>> Begin DATA SHOWN

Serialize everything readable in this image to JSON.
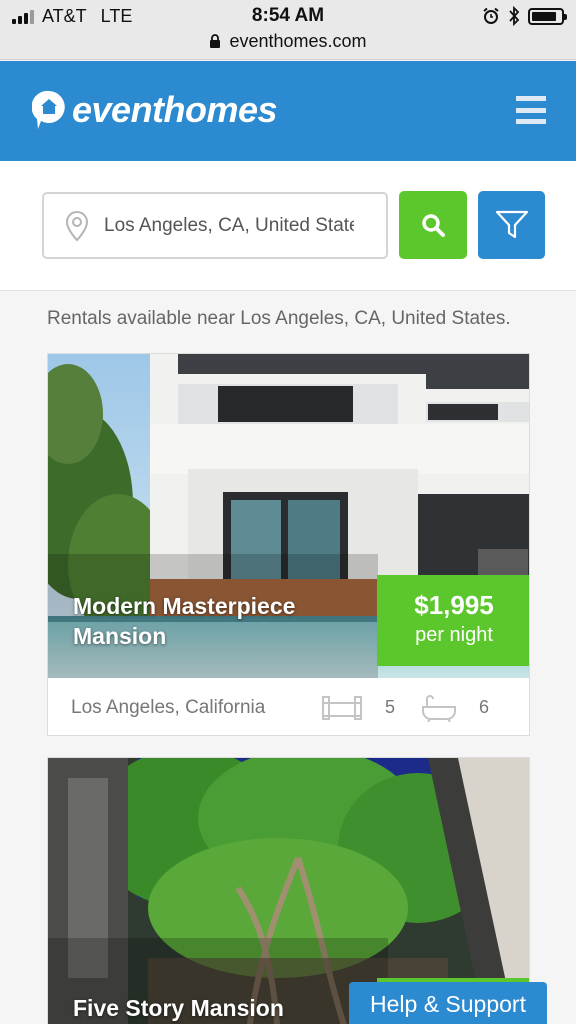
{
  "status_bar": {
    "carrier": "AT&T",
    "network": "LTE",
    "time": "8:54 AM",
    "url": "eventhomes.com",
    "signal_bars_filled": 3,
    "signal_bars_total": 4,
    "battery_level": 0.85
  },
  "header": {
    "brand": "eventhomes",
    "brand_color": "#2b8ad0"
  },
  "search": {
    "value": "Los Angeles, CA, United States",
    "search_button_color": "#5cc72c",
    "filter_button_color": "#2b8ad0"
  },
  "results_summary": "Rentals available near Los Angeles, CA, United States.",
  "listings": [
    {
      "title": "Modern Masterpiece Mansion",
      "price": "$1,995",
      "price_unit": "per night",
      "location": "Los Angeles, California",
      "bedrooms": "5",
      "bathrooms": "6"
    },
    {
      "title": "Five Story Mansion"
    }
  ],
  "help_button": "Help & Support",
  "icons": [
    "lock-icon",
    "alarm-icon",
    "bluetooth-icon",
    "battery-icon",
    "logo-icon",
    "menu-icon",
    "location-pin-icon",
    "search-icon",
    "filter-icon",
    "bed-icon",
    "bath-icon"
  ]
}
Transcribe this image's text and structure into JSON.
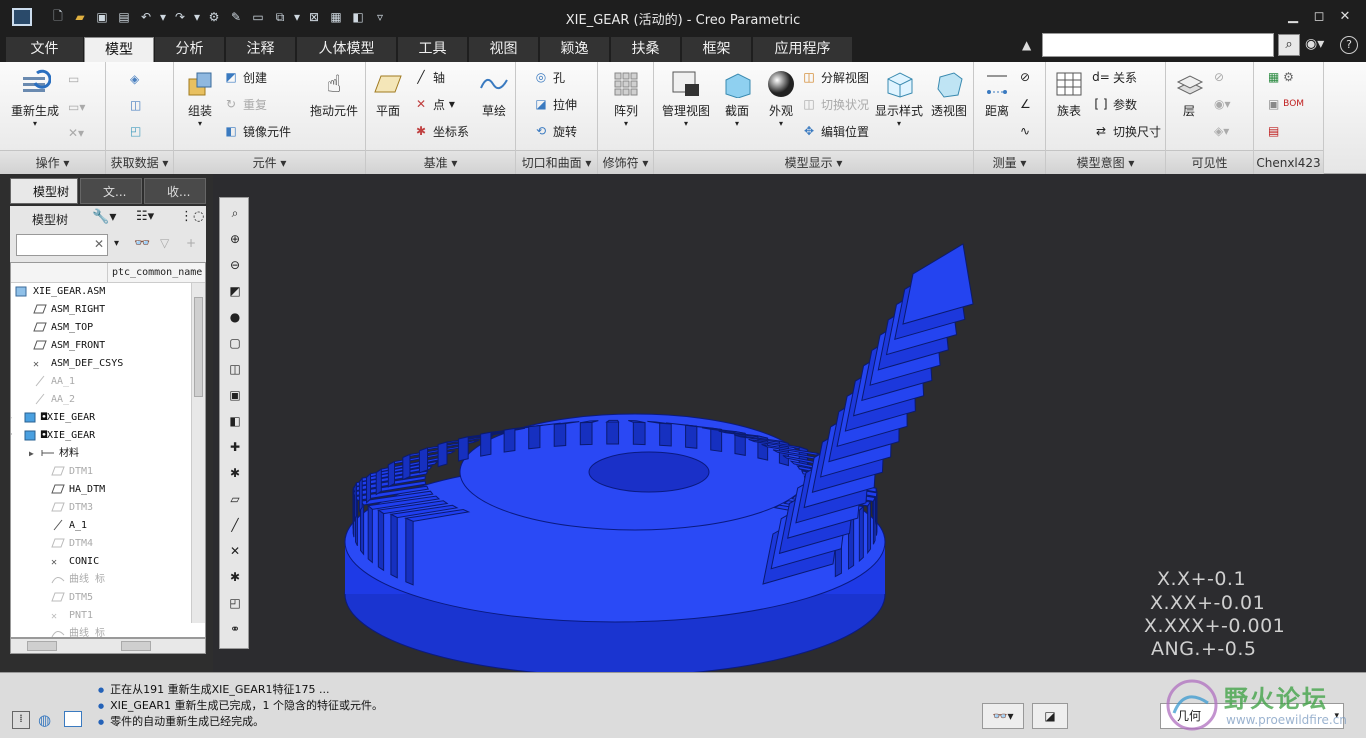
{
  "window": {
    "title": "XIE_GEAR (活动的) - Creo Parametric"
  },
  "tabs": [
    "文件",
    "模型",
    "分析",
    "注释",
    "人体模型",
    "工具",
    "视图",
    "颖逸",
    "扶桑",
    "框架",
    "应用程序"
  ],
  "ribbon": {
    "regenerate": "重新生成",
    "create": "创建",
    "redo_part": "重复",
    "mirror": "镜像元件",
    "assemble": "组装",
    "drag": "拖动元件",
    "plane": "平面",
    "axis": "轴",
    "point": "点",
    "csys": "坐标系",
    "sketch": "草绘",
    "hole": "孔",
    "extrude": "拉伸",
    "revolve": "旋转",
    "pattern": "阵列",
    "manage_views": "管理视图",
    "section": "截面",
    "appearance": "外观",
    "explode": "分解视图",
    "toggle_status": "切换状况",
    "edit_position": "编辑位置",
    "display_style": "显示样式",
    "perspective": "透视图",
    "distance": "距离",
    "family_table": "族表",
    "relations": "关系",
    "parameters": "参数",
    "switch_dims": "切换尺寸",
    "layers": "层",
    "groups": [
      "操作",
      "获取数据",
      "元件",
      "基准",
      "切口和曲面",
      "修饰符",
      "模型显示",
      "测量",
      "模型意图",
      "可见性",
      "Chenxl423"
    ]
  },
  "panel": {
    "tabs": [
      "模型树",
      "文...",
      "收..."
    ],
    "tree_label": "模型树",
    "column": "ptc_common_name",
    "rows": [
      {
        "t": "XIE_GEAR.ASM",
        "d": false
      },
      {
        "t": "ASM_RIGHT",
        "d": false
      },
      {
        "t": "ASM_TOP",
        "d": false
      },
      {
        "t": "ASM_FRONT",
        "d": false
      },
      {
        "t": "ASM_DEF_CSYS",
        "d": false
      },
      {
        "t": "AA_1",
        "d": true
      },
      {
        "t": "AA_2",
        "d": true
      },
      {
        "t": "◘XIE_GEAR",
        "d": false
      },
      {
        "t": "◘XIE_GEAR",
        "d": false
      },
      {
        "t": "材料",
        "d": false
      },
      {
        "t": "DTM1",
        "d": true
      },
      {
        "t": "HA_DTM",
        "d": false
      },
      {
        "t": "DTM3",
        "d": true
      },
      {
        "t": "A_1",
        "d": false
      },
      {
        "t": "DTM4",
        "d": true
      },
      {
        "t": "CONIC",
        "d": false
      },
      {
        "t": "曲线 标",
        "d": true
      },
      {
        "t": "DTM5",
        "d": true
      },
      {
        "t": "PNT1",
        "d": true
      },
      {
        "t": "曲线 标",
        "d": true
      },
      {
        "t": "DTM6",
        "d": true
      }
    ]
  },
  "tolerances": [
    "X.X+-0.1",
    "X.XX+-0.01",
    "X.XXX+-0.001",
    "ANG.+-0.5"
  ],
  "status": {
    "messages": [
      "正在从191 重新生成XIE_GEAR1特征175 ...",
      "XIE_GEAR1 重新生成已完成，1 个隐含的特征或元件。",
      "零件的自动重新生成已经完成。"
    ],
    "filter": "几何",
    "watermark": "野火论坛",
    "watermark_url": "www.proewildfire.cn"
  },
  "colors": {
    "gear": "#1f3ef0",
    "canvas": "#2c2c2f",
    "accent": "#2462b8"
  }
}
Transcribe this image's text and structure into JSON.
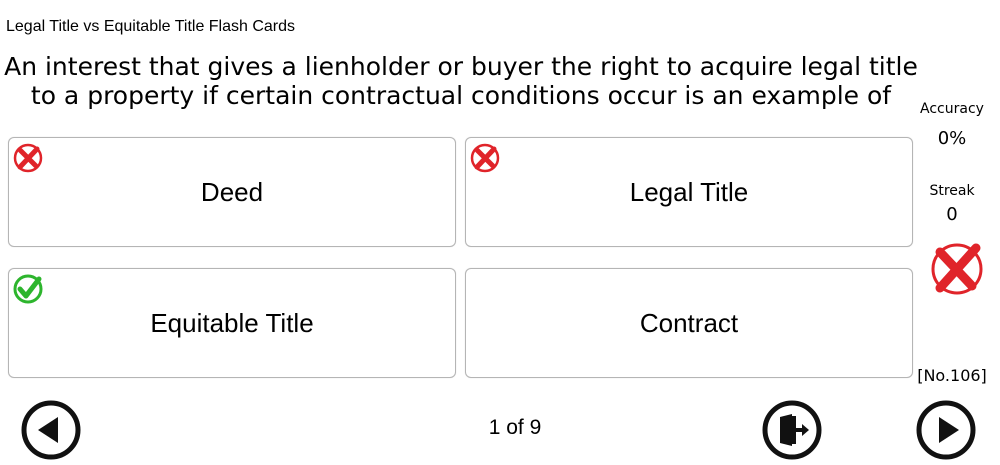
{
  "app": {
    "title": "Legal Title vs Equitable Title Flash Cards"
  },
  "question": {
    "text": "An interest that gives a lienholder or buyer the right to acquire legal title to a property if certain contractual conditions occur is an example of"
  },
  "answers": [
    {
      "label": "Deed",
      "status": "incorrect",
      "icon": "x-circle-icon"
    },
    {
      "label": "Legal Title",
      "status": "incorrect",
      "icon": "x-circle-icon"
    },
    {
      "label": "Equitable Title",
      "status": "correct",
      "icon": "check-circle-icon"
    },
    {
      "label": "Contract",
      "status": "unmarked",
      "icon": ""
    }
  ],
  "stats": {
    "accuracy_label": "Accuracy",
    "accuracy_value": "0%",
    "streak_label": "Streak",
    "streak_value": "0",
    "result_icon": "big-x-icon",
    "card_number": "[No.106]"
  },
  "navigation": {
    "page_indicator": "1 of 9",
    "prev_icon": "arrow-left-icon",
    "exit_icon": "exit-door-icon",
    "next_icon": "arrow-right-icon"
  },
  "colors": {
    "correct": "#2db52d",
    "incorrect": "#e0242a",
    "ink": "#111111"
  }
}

>> End DATA SHOWN

◆ WHAT TO DO ◆
In the records above, locate the lines holding the word "location". Copy each of them.

◆ TASK SOLUTION ◆
      "location": "Los Angeles, California",
    "location-pin-icon",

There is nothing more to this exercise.